____ Record set
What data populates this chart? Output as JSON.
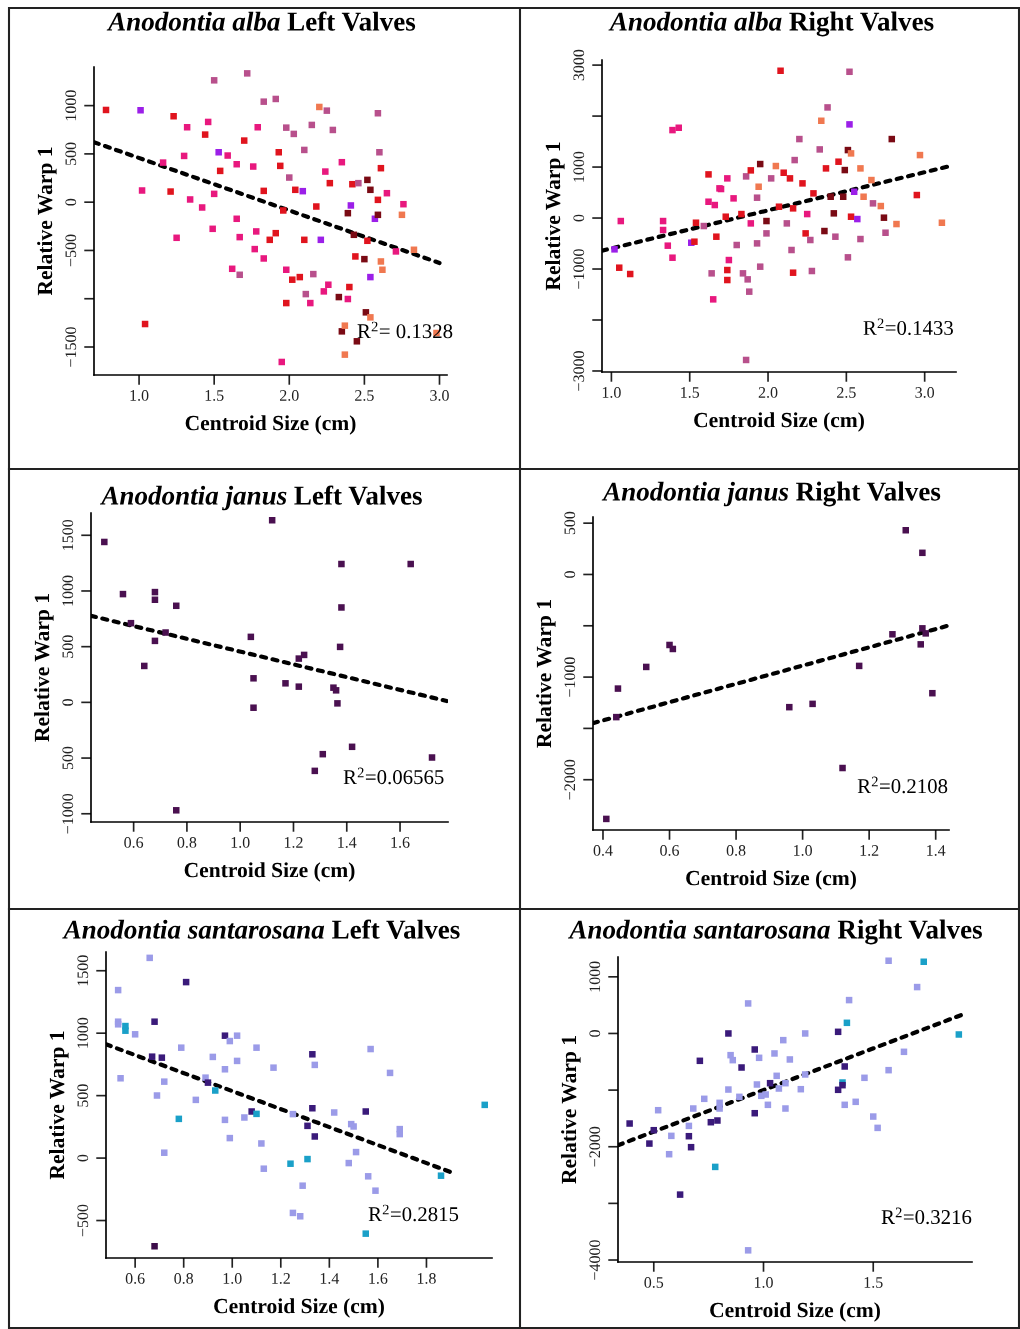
{
  "chart_data": [
    {
      "type": "scatter",
      "title": "Anodontia alba Left Valves",
      "xlabel": "Centroid Size (cm)",
      "ylabel": "Relative Warp 1",
      "marker": "square",
      "xlim": [
        0.7,
        3.05
      ],
      "ylim": [
        -1790,
        1400
      ],
      "xticks": [
        {
          "value": 1,
          "label": "1.0"
        },
        1.5,
        {
          "value": 2,
          "label": "2.0"
        },
        2.5,
        {
          "value": 3,
          "label": "3.0"
        }
      ],
      "yticks": [
        {
          "value": -1500,
          "label": "−1500"
        },
        {
          "value": -1000,
          "label": null
        },
        {
          "value": -500,
          "label": "−500"
        },
        0,
        500,
        1000
      ],
      "annotations": [
        "R$^{2}$= 0.1328"
      ],
      "series": [
        {
          "x": [
            0.78,
            1.01,
            1.02,
            1.04,
            1.23,
            1.21,
            1.16,
            1.25,
            1.32,
            1.3,
            1.34,
            1.42,
            1.46,
            1.44,
            1.5,
            1.49,
            1.53,
            1.54,
            1.5,
            1.59,
            1.65,
            1.65,
            1.67,
            1.62,
            1.67,
            1.7,
            1.72,
            1.79,
            1.76,
            1.83,
            1.91,
            1.83,
            1.78,
            1.77,
            1.83,
            1.87,
            1.93,
            1.94,
            1.96,
            1.91,
            1.98,
            1.98,
            1.95,
            1.98,
            2.03,
            2.0,
            2.04,
            2.02,
            2.07,
            2.1,
            2.09,
            2.1,
            2.11,
            2.14,
            2.16,
            2.15,
            2.2,
            2.25,
            2.18,
            2.21,
            2.24,
            2.27,
            2.29,
            2.23,
            2.26,
            2.35,
            2.33,
            2.35,
            2.37,
            2.37,
            2.39,
            2.41,
            2.39,
            2.4,
            2.42,
            2.43,
            2.45,
            2.44,
            2.46,
            2.5,
            2.52,
            2.54,
            2.52,
            2.51,
            2.54,
            2.54,
            2.57,
            2.59,
            2.6,
            2.59,
            2.59,
            2.61,
            2.61,
            2.62,
            2.65,
            2.71,
            2.75,
            2.76,
            2.83,
            2.98
          ],
          "values": [
            955,
            952,
            121,
            -1262,
            890,
            110,
            410,
            -369,
            776,
            479,
            28,
            -55,
            831,
            700,
            1262,
            -276,
            517,
            324,
            86,
            483,
            393,
            -172,
            -362,
            -690,
            -752,
            638,
            1334,
            776,
            369,
            1041,
            1069,
            117,
            -303,
            -486,
            -583,
            -390,
            517,
            376,
            -86,
            -321,
            772,
            -1045,
            -1655,
            -700,
            707,
            255,
            128,
            -803,
            -776,
            541,
            114,
            -390,
            -952,
            -1045,
            -745,
            800,
            986,
            948,
            -45,
            -390,
            317,
            197,
            748,
            -924,
            -855,
            414,
            -983,
            -1338,
            -1279,
            -1579,
            -114,
            -34,
            -1003,
            -879,
            186,
            -338,
            -1441,
            -562,
            197,
            -590,
            -400,
            128,
            231,
            -1141,
            -1193,
            -776,
            -172,
            921,
            517,
            24,
            -131,
            352,
            -614,
            -700,
            93,
            -510,
            -131,
            -21,
            -493,
            -1355
          ],
          "colors": [
            "#e0141e",
            "#9b1fe8",
            "#e8187e",
            "#e0141e",
            "#e0141e",
            "#e0141e",
            "#e8187e",
            "#e8187e",
            "#e8187e",
            "#e8187e",
            "#e8187e",
            "#e8187e",
            "#e8187e",
            "#e0141e",
            "#b8508c",
            "#e8187e",
            "#9b1fe8",
            "#e0141e",
            "#e8187e",
            "#e8187e",
            "#e8187e",
            "#e8187e",
            "#e8187e",
            "#e8187e",
            "#b8508c",
            "#e0141e",
            "#b8508c",
            "#e8187e",
            "#e8187e",
            "#b8508c",
            "#b8508c",
            "#e0141e",
            "#e8187e",
            "#e8187e",
            "#e8187e",
            "#e0141e",
            "#e0141e",
            "#e0141e",
            "#e0141e",
            "#e0141e",
            "#b8508c",
            "#e0141e",
            "#e8187e",
            "#e8187e",
            "#b8508c",
            "#b8508c",
            "#e0141e",
            "#e0141e",
            "#e0141e",
            "#b8508c",
            "#9b1fe8",
            "#e0141e",
            "#b8508c",
            "#e8187e",
            "#b8508c",
            "#b8508c",
            "#f07850",
            "#b8508c",
            "#e0141e",
            "#9b1fe8",
            "#e8187e",
            "#e0141e",
            "#b8508c",
            "#e8187e",
            "#e8187e",
            "#e8187e",
            "#7a0a14",
            "#7a0a14",
            "#f07850",
            "#f07850",
            "#7a0a14",
            "#9b1fe8",
            "#e8187e",
            "#e0141e",
            "#e0141e",
            "#7a0a14",
            "#7a0a14",
            "#e0141e",
            "#b8508c",
            "#7a0a14",
            "#e0141e",
            "#7a0a14",
            "#7a0a14",
            "#7a0a14",
            "#f07850",
            "#9b1fe8",
            "#9b1fe8",
            "#b8508c",
            "#b8508c",
            "#e0141e",
            "#7a0a14",
            "#e0141e",
            "#f07850",
            "#f07850",
            "#e8187e",
            "#e8187e",
            "#f07850",
            "#e8187e",
            "#f07850",
            "#f07850"
          ]
        },
        {
          "type": "line",
          "x": [
            0.7,
            3.0
          ],
          "values": [
            621,
            -630
          ],
          "color": "#000000",
          "line_style": "dashed",
          "marker": "none"
        }
      ]
    },
    {
      "type": "scatter",
      "title": "Anodontia alba Right Valves",
      "xlabel": "Centroid Size (cm)",
      "ylabel": "Relative Warp 1",
      "marker": "square",
      "xlim": [
        0.94,
        3.2
      ],
      "ylim": [
        -3020,
        3100
      ],
      "xticks": [
        {
          "value": 1,
          "label": "1.0"
        },
        1.5,
        {
          "value": 2,
          "label": "2.0"
        },
        2.5,
        {
          "value": 3,
          "label": "3.0"
        }
      ],
      "yticks": [
        {
          "value": -3000,
          "label": "−3000"
        },
        {
          "value": -2000,
          "label": null
        },
        {
          "value": -1000,
          "label": "−1000"
        },
        0,
        1000,
        {
          "value": 2000,
          "label": null
        },
        3000
      ],
      "annotations": [
        "R$^{2}$=0.1433"
      ],
      "series": [
        {
          "x": [
            1.02,
            1.06,
            1.05,
            1.12,
            1.33,
            1.33,
            1.36,
            1.39,
            1.39,
            1.43,
            1.51,
            1.54,
            1.53,
            1.59,
            1.62,
            1.62,
            1.64,
            1.65,
            1.66,
            1.67,
            1.69,
            1.7,
            1.74,
            1.73,
            1.74,
            1.74,
            1.75,
            1.78,
            1.8,
            1.83,
            1.84,
            1.86,
            1.86,
            1.87,
            1.88,
            1.89,
            1.89,
            1.93,
            1.93,
            1.95,
            1.95,
            1.94,
            1.99,
            1.99,
            2.02,
            2.05,
            2.07,
            2.08,
            2.1,
            2.12,
            2.14,
            2.15,
            2.16,
            2.16,
            2.17,
            2.2,
            2.22,
            2.24,
            2.25,
            2.27,
            2.28,
            2.29,
            2.33,
            2.34,
            2.36,
            2.38,
            2.37,
            2.4,
            2.42,
            2.43,
            2.45,
            2.48,
            2.49,
            2.51,
            2.52,
            2.52,
            2.51,
            2.53,
            2.53,
            2.57,
            2.59,
            2.55,
            2.59,
            2.61,
            2.66,
            2.67,
            2.72,
            2.74,
            2.75,
            2.79,
            2.82,
            2.95,
            2.97,
            3.11
          ],
          "values": [
            -614,
            -59,
            -974,
            -1098,
            -59,
            -235,
            -542,
            -778,
            1725,
            1771,
            -484,
            -92,
            -464,
            -157,
            856,
            320,
            -1085,
            -1595,
            255,
            -366,
            582,
            569,
            778,
            26,
            -1020,
            -1216,
            -824,
            386,
            -529,
            78,
            -1085,
            817,
            -2784,
            -1203,
            -1444,
            935,
            -105,
            399,
            -497,
            -954,
            1059,
            614,
            -59,
            -301,
            778,
            1020,
            222,
            2889,
            889,
            -105,
            778,
            -627,
            -1072,
            190,
            1137,
            1549,
            680,
            -301,
            78,
            -431,
            -1039,
            484,
            1346,
            1908,
            -255,
            2170,
            974,
            418,
            92,
            -366,
            1105,
            418,
            941,
            1333,
            1837,
            2869,
            -771,
            26,
            1268,
            -20,
            -412,
            516,
            974,
            418,
            745,
            288,
            235,
            7,
            -288,
            1549,
            -118,
            451,
            1235,
            -92
          ],
          "colors": [
            "#9b1fe8",
            "#e8187e",
            "#e0141e",
            "#e0141e",
            "#e8187e",
            "#e8187e",
            "#e8187e",
            "#e8187e",
            "#e8187e",
            "#e8187e",
            "#9b1fe8",
            "#e0141e",
            "#e0141e",
            "#b8508c",
            "#e0141e",
            "#e8187e",
            "#b8508c",
            "#e8187e",
            "#e8187e",
            "#e0141e",
            "#e8187e",
            "#e8187e",
            "#e8187e",
            "#e0141e",
            "#e0141e",
            "#e0141e",
            "#e8187e",
            "#e8187e",
            "#b8508c",
            "#e0141e",
            "#b8508c",
            "#b8508c",
            "#b8508c",
            "#b8508c",
            "#b8508c",
            "#e0141e",
            "#e8187e",
            "#b8508c",
            "#b8508c",
            "#b8508c",
            "#7a0a14",
            "#f07850",
            "#7a0a14",
            "#b8508c",
            "#b8508c",
            "#f07850",
            "#e0141e",
            "#e0141e",
            "#e0141e",
            "#b8508c",
            "#e0141e",
            "#b8508c",
            "#e0141e",
            "#e0141e",
            "#b8508c",
            "#b8508c",
            "#e0141e",
            "#e0141e",
            "#e8187e",
            "#b8508c",
            "#b8508c",
            "#e0141e",
            "#b8508c",
            "#f07850",
            "#7a0a14",
            "#b8508c",
            "#e0141e",
            "#7a0a14",
            "#7a0a14",
            "#b8508c",
            "#e0141e",
            "#7a0a14",
            "#7a0a14",
            "#7a0a14",
            "#9b1fe8",
            "#b8508c",
            "#b8508c",
            "#e0141e",
            "#f07850",
            "#9b1fe8",
            "#b8508c",
            "#9b1fe8",
            "#f07850",
            "#f07850",
            "#f07850",
            "#b8508c",
            "#f07850",
            "#7a0a14",
            "#b8508c",
            "#7a0a14",
            "#f07850",
            "#e0141e",
            "#f07850",
            "#f07850"
          ]
        },
        {
          "type": "line",
          "x": [
            0.94,
            3.18
          ],
          "values": [
            -640,
            1033
          ],
          "color": "#000000",
          "line_style": "dashed",
          "marker": "none"
        }
      ]
    },
    {
      "type": "scatter",
      "title": "Anodontia janus Left Valves",
      "xlabel": "Centroid Size (cm)",
      "ylabel": "Relative Warp 1",
      "marker": "square",
      "xlim": [
        0.44,
        1.78
      ],
      "ylim": [
        -1074,
        1700
      ],
      "xticks": [
        0.6,
        0.8,
        {
          "value": 1,
          "label": "1.0"
        },
        1.2,
        1.4,
        1.6
      ],
      "yticks": [
        {
          "value": -1000,
          "label": "−1000"
        },
        {
          "value": -500,
          "label": "500"
        },
        0,
        500,
        1000,
        1500
      ],
      "annotations": [
        "R$^{2}$=0.06565"
      ],
      "series": [
        {
          "x": [
            0.49,
            0.56,
            0.59,
            0.64,
            0.68,
            0.68,
            0.68,
            0.72,
            0.76,
            0.76,
            1.04,
            1.05,
            1.05,
            1.12,
            1.17,
            1.22,
            1.22,
            1.24,
            1.28,
            1.31,
            1.35,
            1.36,
            1.365,
            1.375,
            1.38,
            1.38,
            1.42,
            1.64,
            1.72
          ],
          "values": [
            1440,
            972,
            711,
            327,
            552,
            990,
            921,
            627,
            867,
            -969,
            588,
            216,
            -48,
            1635,
            171,
            393,
            141,
            426,
            -615,
            -465,
            132,
            108,
            -9,
            498,
            852,
            1242,
            -399,
            1242,
            -495
          ],
          "color": "#4a1050"
        },
        {
          "type": "line",
          "x": [
            0.44,
            1.775
          ],
          "values": [
            777,
            12
          ],
          "color": "#000000",
          "line_style": "dashed",
          "marker": "none"
        }
      ]
    },
    {
      "type": "scatter",
      "title": "Anodontia janus Right Valves",
      "xlabel": "Centroid Size (cm)",
      "ylabel": "Relative Warp 1",
      "marker": "square",
      "xlim": [
        0.37,
        1.44
      ],
      "ylim": [
        -2490,
        560
      ],
      "xticks": [
        0.4,
        0.6,
        0.8,
        {
          "value": 1,
          "label": "1.0"
        },
        1.2,
        1.4
      ],
      "yticks": [
        {
          "value": -2000,
          "label": "−2000"
        },
        {
          "value": -1500,
          "label": null
        },
        {
          "value": -1000,
          "label": "−1000"
        },
        {
          "value": -500,
          "label": null
        },
        0,
        500
      ],
      "annotations": [
        "R$^{2}$=0.2108"
      ],
      "series": [
        {
          "x": [
            0.41,
            0.44,
            0.445,
            0.53,
            0.6,
            0.61,
            0.96,
            1.03,
            1.12,
            1.17,
            1.27,
            1.31,
            1.355,
            1.36,
            1.36,
            1.37,
            1.39
          ],
          "values": [
            -2382,
            -1390,
            -1112,
            -901,
            -687,
            -726,
            -1293,
            -1261,
            -1886,
            -891,
            -583,
            431,
            -681,
            -525,
            211,
            -574,
            -1157
          ],
          "color": "#4a1050"
        },
        {
          "type": "line",
          "x": [
            0.37,
            1.437
          ],
          "values": [
            -1449,
            -499
          ],
          "color": "#000000",
          "line_style": "dashed",
          "marker": "none"
        }
      ]
    },
    {
      "type": "scatter",
      "title": "Anodontia santarosana Left Valves",
      "xlabel": "Centroid Size (cm)",
      "ylabel": "Relative Warp 1",
      "marker": "square",
      "xlim": [
        0.48,
        2.07
      ],
      "ylim": [
        -800,
        1650
      ],
      "xticks": [
        0.6,
        0.8,
        {
          "value": 1,
          "label": "1.0"
        },
        1.2,
        1.4,
        1.6,
        1.8
      ],
      "yticks": [
        {
          "value": -500,
          "label": "−500"
        },
        0,
        500,
        1000,
        1500
      ],
      "annotations": [
        "R$^{2}$=0.2815"
      ],
      "series": [
        {
          "x": [
            0.53,
            0.53,
            0.53,
            0.54,
            0.56,
            0.56,
            0.6,
            0.66,
            0.67,
            0.68,
            0.68,
            0.69,
            0.71,
            0.72,
            0.72,
            0.78,
            0.79,
            0.81,
            0.85,
            0.89,
            0.9,
            0.92,
            0.93,
            0.97,
            0.97,
            0.97,
            0.99,
            0.99,
            1.02,
            1.02,
            1.05,
            1.08,
            1.1,
            1.1,
            1.12,
            1.13,
            1.17,
            1.24,
            1.25,
            1.25,
            1.28,
            1.29,
            1.31,
            1.31,
            1.33,
            1.33,
            1.34,
            1.34,
            1.42,
            1.48,
            1.49,
            1.5,
            1.51,
            1.55,
            1.55,
            1.56,
            1.57,
            1.59,
            1.65,
            1.69,
            1.69,
            1.86,
            2.04
          ],
          "values": [
            1345,
            1092,
            1071,
            639,
            1057,
            1020,
            991,
            1603,
            812,
            1092,
            -706,
            501,
            804,
            612,
            43,
            314,
            884,
            1409,
            466,
            644,
            604,
            810,
            541,
            980,
            711,
            306,
            937,
            160,
            980,
            778,
            325,
            373,
            354,
            884,
            117,
            -85,
            724,
            -45,
            352,
            -439,
            -466,
            -221,
            -8,
            258,
            399,
            831,
            746,
            173,
            365,
            -40,
            272,
            253,
            48,
            373,
            -605,
            -146,
            873,
            -261,
            682,
            192,
            232,
            -141,
            426
          ],
          "colors": [
            "#9b9be8",
            "#9b9be8",
            "#9b9be8",
            "#9b9be8",
            "#1aa0c8",
            "#1aa0c8",
            "#9b9be8",
            "#9b9be8",
            "#3a1a7a",
            "#3a1a7a",
            "#3d0d4a",
            "#9b9be8",
            "#3a1a7a",
            "#9b9be8",
            "#9b9be8",
            "#1aa0c8",
            "#9b9be8",
            "#3a1a7a",
            "#9b9be8",
            "#9b9be8",
            "#3a1a7a",
            "#9b9be8",
            "#1aa0c8",
            "#3a1a7a",
            "#9b9be8",
            "#9b9be8",
            "#9b9be8",
            "#9b9be8",
            "#9b9be8",
            "#9b9be8",
            "#9b9be8",
            "#3a1a7a",
            "#1aa0c8",
            "#9b9be8",
            "#9b9be8",
            "#9b9be8",
            "#9b9be8",
            "#1aa0c8",
            "#9b9be8",
            "#9b9be8",
            "#9b9be8",
            "#9b9be8",
            "#1aa0c8",
            "#3a1a7a",
            "#3a1a7a",
            "#3a1a7a",
            "#9b9be8",
            "#3a1a7a",
            "#9b9be8",
            "#9b9be8",
            "#9b9be8",
            "#9b9be8",
            "#9b9be8",
            "#3a1a7a",
            "#1aa0c8",
            "#9b9be8",
            "#9b9be8",
            "#9b9be8",
            "#9b9be8",
            "#9b9be8",
            "#9b9be8",
            "#1aa0c8",
            "#1aa0c8"
          ]
        },
        {
          "type": "line",
          "x": [
            0.48,
            1.9
          ],
          "values": [
            911,
            -112
          ],
          "color": "#000000",
          "line_style": "dashed",
          "marker": "none"
        }
      ]
    },
    {
      "type": "scatter",
      "title": "Anodontia santarosana Right Valves",
      "xlabel": "Centroid Size (cm)",
      "ylabel": "Relative Warp 1",
      "marker": "square",
      "xlim": [
        0.337,
        1.95
      ],
      "ylim": [
        -4035,
        1350
      ],
      "xticks": [
        0.5,
        {
          "value": 1,
          "label": "1.0"
        },
        1.5
      ],
      "yticks": [
        {
          "value": -4000,
          "label": "−4000"
        },
        {
          "value": -3000,
          "label": null
        },
        {
          "value": -2000,
          "label": "−2000"
        },
        {
          "value": -1000,
          "label": null
        },
        0,
        1000
      ],
      "annotations": [
        "R$^{2}$=0.3216"
      ],
      "series": [
        {
          "x": [
            0.39,
            0.48,
            0.5,
            0.52,
            0.57,
            0.58,
            0.62,
            0.66,
            0.66,
            0.67,
            0.68,
            0.71,
            0.73,
            0.76,
            0.78,
            0.79,
            0.8,
            0.8,
            0.84,
            0.84,
            0.85,
            0.86,
            0.89,
            0.9,
            0.93,
            0.93,
            0.96,
            0.96,
            0.97,
            0.98,
            0.99,
            1.01,
            1.02,
            1.03,
            1.05,
            1.06,
            1.07,
            1.09,
            1.1,
            1.1,
            1.12,
            1.17,
            1.19,
            1.19,
            1.34,
            1.34,
            1.36,
            1.36,
            1.37,
            1.37,
            1.38,
            1.39,
            1.42,
            1.46,
            1.5,
            1.52,
            1.57,
            1.57,
            1.64,
            1.7,
            1.73,
            1.89
          ],
          "values": [
            -1590,
            -1944,
            -1708,
            -1355,
            -2132,
            -1808,
            -2845,
            -1814,
            -1632,
            -2008,
            -1325,
            -483,
            -1154,
            -1567,
            -2356,
            -1537,
            -1225,
            -1325,
            -990,
            0,
            -383,
            -471,
            -1119,
            -601,
            530,
            -3829,
            -283,
            -1408,
            -901,
            -430,
            -1101,
            -1078,
            -1260,
            -878,
            -353,
            -748,
            -972,
            -118,
            -878,
            -1325,
            -459,
            -984,
            -724,
            0,
            29,
            -995,
            -866,
            -913,
            -583,
            -1260,
            188,
            589,
            -1207,
            -783,
            -1467,
            -1667,
            -648,
            1284,
            -324,
            819,
            1266,
            -18
          ],
          "colors": [
            "#3a1a7a",
            "#3a1a7a",
            "#3a1a7a",
            "#9b9be8",
            "#9b9be8",
            "#9b9be8",
            "#3a1a7a",
            "#3a1a7a",
            "#9b9be8",
            "#3a1a7a",
            "#9b9be8",
            "#3a1a7a",
            "#9b9be8",
            "#3a1a7a",
            "#1aa0c8",
            "#3a1a7a",
            "#9b9be8",
            "#9b9be8",
            "#9b9be8",
            "#3a1a7a",
            "#9b9be8",
            "#9b9be8",
            "#9b9be8",
            "#3a1a7a",
            "#9b9be8",
            "#9b9be8",
            "#3a1a7a",
            "#3a1a7a",
            "#9b9be8",
            "#9b9be8",
            "#9b9be8",
            "#9b9be8",
            "#9b9be8",
            "#3a1a7a",
            "#9b9be8",
            "#9b9be8",
            "#9b9be8",
            "#9b9be8",
            "#9b9be8",
            "#9b9be8",
            "#9b9be8",
            "#9b9be8",
            "#9b9be8",
            "#9b9be8",
            "#3a1a7a",
            "#3a1a7a",
            "#1aa0c8",
            "#3a1a7a",
            "#3a1a7a",
            "#9b9be8",
            "#1aa0c8",
            "#9b9be8",
            "#9b9be8",
            "#9b9be8",
            "#9b9be8",
            "#9b9be8",
            "#9b9be8",
            "#9b9be8",
            "#9b9be8",
            "#9b9be8",
            "#1aa0c8",
            "#1aa0c8"
          ]
        },
        {
          "type": "line",
          "x": [
            0.337,
            1.9
          ],
          "values": [
            -1973,
            324
          ],
          "color": "#000000",
          "line_style": "dashed",
          "marker": "none"
        }
      ]
    }
  ]
}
________
--- Problem ---
List all lines in the material containing the string "janus".

--- Expected output ---
      "title": "Anodontia janus Left Valves",
      "title": "Anodontia janus Right Valves",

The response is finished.